EXERCISE DIRECTIONS. Lines that hold the word "systems" should be located and copied.

Excerpt from a dataset.
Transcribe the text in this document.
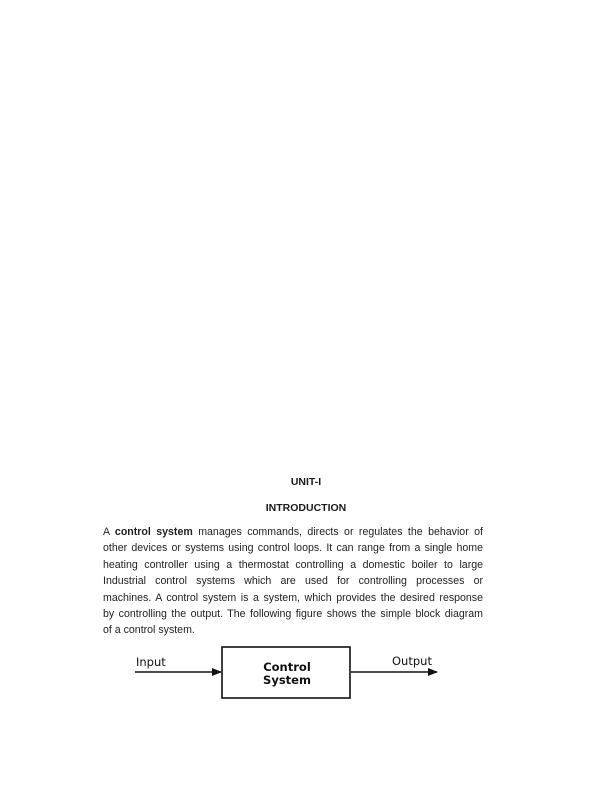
UNIT-I
INTRODUCTION
A control system manages commands, directs or regulates the behavior of
other devices or systems using control loops. It can range from a single home
heating controller using a thermostat controlling a domestic boiler to large
Industrial control systems which are used for controlling processes or
machines. A control system is a system, which provides the desired response
by controlling the output. The following figure shows the simple block diagram
of a control system.
Input	Control
System
Output
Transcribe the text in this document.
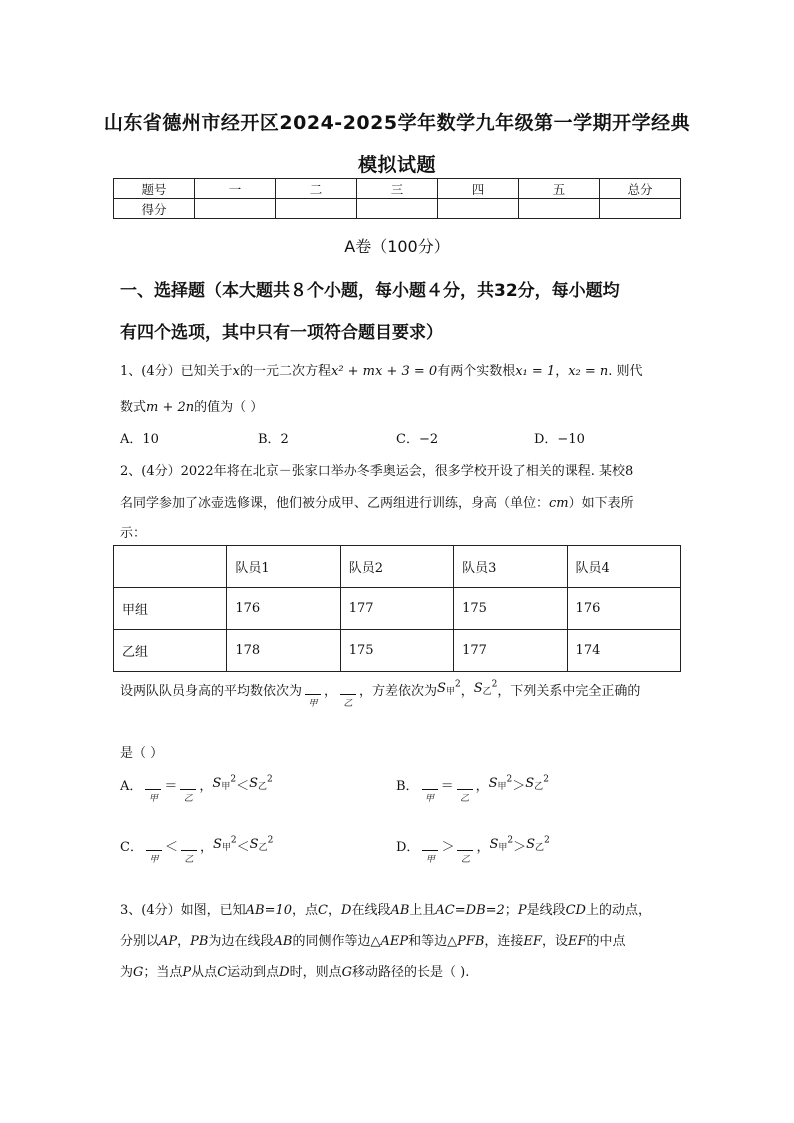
山东省德州市经开区2024-2025学年数学九年级第一学期开学经典
模拟试题
题号	一	二	三	四	五	总分
得分						
A卷（100分）
一、选择题（本大题共８个小题，每小题４分，共32分，每小题均
有四个选项，其中只有一项符合题目要求）
1、(4分）已知关于x的一元二次方程x² + mx + 3 = 0有两个实数根x₁ = 1，x₂ = n. 则代
数式m + 2n的值为（ ）
A．10	B．2	C．−2	D．−10
2、(4分）2022年将在北京－张家口举办冬季奥运会，很多学校开设了相关的课程. 某校8
名同学参加了冰壶选修课，他们被分成甲、乙两组进行训练，身高（单位：cm）如下表所
示：
	队员1	队员2	队员3	队员4
甲组	176	177	175	176
乙组	178	175	177	174
设两队队员身高的平均数依次为
甲
，
乙
，方差依次为$S_甲^2$，$S_乙^2$，下列关系中完全正确的
是（ ）
A．
甲
＝
乙
，$S_甲^2<S_乙^2$	B．
甲
＝
乙
，$S_甲^2>S_乙^2$
C．
甲
＜
乙
，$S_甲^2<S_乙^2$	D．
甲
＞
乙
，$S_甲^2>S_乙^2$
3、(4分）如图，已知AB=10，点C，D在线段AB上且AC=DB=2；P是线段CD上的动点，
分别以AP，PB为边在线段AB的同侧作等边△AEP和等边△PFB，连接EF，设EF的中点
为G；当点P从点C运动到点D时，则点G移动路径的长是（ ).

ANSWER TO THE EXERCISE.
other devices or systems using control loops. It can range from a single home
Industrial control systems which are used for controlling processes or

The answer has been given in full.